## [TASK STATEMENT]
Below is a block of records. Copy every line in it that contains the word "לקמן".

------ MATERIAL FOR THIS TASK ------

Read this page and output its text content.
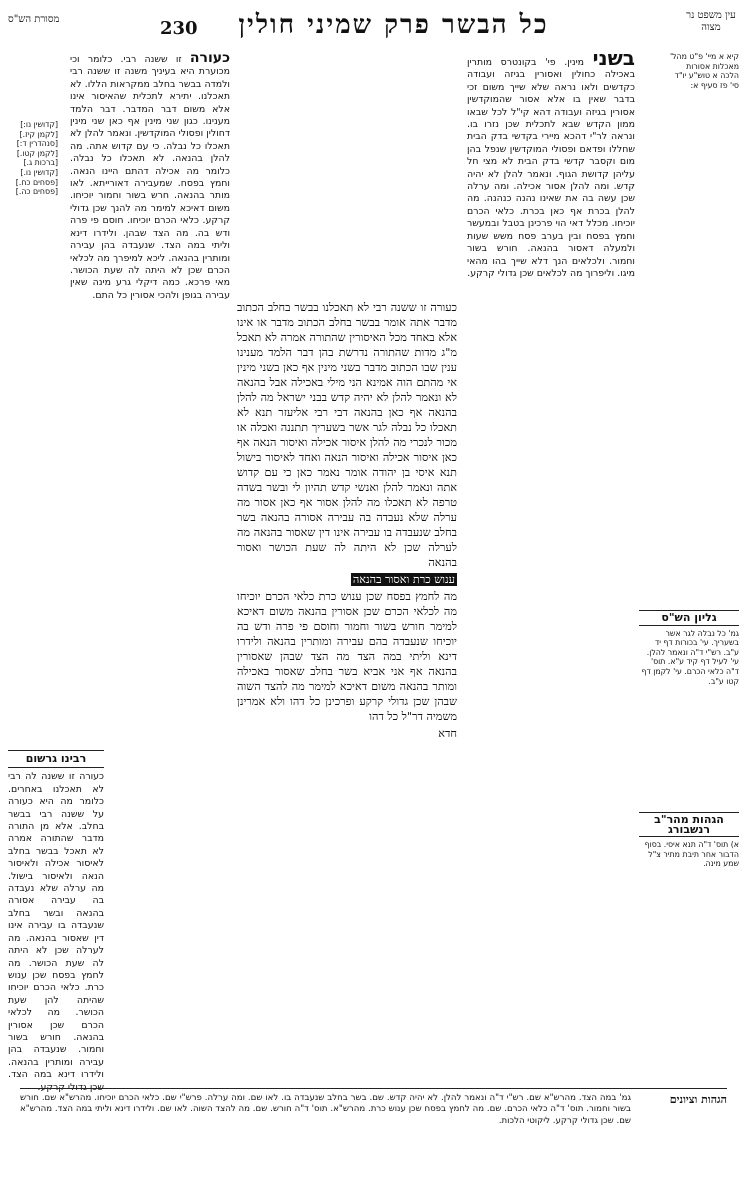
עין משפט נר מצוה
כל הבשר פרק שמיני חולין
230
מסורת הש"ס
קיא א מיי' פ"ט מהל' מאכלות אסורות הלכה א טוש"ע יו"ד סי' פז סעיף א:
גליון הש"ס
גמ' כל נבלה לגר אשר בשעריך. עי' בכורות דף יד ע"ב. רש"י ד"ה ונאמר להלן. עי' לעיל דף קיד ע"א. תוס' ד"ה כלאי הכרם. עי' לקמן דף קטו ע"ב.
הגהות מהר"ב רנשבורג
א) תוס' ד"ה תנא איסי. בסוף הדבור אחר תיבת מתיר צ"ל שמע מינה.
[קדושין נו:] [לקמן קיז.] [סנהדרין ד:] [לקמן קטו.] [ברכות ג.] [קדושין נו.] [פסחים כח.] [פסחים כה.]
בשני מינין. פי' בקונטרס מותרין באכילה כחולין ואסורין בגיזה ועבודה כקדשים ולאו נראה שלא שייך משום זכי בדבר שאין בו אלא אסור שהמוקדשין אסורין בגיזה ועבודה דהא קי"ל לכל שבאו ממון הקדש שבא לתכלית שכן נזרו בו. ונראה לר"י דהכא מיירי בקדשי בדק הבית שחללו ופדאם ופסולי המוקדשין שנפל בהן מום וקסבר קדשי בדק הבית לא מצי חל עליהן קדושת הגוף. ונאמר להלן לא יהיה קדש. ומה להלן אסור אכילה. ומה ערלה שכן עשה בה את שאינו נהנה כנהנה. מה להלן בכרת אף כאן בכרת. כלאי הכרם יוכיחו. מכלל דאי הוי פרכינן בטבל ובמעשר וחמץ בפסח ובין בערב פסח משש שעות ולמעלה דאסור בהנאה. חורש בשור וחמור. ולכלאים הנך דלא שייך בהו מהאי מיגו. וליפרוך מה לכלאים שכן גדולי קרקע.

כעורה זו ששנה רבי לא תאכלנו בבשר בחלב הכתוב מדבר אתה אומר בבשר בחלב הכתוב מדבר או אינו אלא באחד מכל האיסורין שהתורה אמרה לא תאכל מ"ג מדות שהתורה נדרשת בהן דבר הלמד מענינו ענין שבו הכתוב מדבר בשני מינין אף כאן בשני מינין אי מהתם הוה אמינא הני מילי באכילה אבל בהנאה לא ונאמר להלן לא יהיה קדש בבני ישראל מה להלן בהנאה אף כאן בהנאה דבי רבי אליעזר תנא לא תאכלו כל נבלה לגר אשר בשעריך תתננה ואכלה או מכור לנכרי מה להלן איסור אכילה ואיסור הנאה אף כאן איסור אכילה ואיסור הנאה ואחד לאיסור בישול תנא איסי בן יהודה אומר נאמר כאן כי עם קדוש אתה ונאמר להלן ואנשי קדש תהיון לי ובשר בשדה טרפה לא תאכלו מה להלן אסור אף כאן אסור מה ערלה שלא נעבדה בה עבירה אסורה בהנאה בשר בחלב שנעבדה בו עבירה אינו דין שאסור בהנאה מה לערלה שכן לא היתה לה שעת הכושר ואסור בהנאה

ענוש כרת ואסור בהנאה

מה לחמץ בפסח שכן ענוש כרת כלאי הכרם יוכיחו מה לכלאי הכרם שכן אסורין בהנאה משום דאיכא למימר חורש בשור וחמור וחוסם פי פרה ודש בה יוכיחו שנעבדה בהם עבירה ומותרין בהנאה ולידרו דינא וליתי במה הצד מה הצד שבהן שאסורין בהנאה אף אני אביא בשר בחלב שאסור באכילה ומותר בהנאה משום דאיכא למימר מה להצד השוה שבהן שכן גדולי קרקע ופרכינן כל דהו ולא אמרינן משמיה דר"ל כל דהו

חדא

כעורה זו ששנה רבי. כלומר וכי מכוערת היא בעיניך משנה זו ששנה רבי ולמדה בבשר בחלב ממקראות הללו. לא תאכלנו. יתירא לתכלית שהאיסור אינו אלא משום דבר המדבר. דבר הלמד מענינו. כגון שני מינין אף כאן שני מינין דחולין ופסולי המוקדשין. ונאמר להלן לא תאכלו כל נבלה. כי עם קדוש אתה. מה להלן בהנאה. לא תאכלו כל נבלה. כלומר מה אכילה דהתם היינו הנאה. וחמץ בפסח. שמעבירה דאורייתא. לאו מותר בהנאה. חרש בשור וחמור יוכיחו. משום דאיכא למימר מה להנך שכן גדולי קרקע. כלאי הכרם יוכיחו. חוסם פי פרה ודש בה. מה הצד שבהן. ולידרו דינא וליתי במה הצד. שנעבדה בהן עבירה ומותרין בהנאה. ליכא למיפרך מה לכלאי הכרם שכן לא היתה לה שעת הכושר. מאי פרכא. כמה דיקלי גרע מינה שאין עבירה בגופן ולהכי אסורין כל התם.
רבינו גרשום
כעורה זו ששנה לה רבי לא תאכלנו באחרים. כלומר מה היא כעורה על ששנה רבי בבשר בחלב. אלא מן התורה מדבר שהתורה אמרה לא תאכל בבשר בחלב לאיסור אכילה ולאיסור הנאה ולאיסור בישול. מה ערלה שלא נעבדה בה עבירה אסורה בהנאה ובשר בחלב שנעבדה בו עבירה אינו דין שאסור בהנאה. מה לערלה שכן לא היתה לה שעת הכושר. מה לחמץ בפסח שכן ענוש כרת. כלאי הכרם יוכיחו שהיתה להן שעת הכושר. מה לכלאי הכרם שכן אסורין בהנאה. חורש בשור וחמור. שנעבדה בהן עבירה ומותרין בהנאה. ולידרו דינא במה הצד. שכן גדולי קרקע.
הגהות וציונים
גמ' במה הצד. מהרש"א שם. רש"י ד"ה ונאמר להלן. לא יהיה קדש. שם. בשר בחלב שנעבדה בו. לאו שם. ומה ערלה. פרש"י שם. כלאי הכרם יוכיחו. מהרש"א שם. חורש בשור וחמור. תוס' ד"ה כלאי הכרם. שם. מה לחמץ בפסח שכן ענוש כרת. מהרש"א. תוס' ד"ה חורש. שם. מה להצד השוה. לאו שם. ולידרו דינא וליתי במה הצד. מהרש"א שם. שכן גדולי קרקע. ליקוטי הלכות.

------

## [FINAL ANSWER]
גמ' כל נבלה לגר אשר בשעריך. עי' בכורות דף יד ע"ב. רש"י ד"ה ונאמר להלן. עי' לעיל דף קיד ע"א. תוס' ד"ה כלאי הכרם. עי' לקמן דף קטו ע"ב.
[קדושין נו:] [לקמן קיז.] [סנהדרין ד:] [לקמן קטו.] [ברכות ג.] [קדושין נו.] [פסחים כח.] [פסחים כה.]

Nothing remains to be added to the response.